_Prompt_. Will you print the material below without altering a single character?

_Available records_.
════════════════════
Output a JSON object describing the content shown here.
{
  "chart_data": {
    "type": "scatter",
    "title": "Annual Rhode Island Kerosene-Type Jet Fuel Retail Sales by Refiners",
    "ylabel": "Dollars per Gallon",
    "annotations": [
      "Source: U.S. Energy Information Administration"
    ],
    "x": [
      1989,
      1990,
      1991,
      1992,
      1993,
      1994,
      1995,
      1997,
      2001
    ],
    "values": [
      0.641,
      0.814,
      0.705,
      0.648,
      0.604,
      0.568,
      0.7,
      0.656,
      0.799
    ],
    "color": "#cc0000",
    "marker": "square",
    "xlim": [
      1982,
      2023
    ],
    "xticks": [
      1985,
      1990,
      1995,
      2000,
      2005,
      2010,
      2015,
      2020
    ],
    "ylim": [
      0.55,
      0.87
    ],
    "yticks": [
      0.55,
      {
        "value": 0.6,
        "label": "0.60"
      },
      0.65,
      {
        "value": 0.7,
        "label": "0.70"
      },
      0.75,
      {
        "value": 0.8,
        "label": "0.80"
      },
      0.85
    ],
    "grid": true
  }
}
════════════════════
_Solution to the problem_.
Output a JSON object describing the content shown here.
{
  "chart_data": {
    "type": "scatter",
    "title": "Annual Rhode Island Kerosene-Type Jet Fuel Retail Sales by Refiners",
    "ylabel": "Dollars per Gallon",
    "annotations": [
      "Source: U.S. Energy Information Administration"
    ],
    "x": [
      1989,
      1990,
      1991,
      1992,
      1993,
      1994,
      1995,
      1997,
      2001
    ],
    "values": [
      0.641,
      0.814,
      0.705,
      0.648,
      0.604,
      0.568,
      0.7,
      0.656,
      0.799
    ],
    "color": "#cc0000",
    "marker": "square",
    "xlim": [
      1982,
      2023
    ],
    "xticks": [
      1985,
      1990,
      1995,
      2000,
      2005,
      2010,
      2015,
      2020
    ],
    "ylim": [
      0.55,
      0.87
    ],
    "yticks": [
      0.55,
      {
        "value": 0.6,
        "label": "0.60"
      },
      0.65,
      {
        "value": 0.7,
        "label": "0.70"
      },
      0.75,
      {
        "value": 0.8,
        "label": "0.80"
      },
      0.85
    ],
    "grid": true
  }
}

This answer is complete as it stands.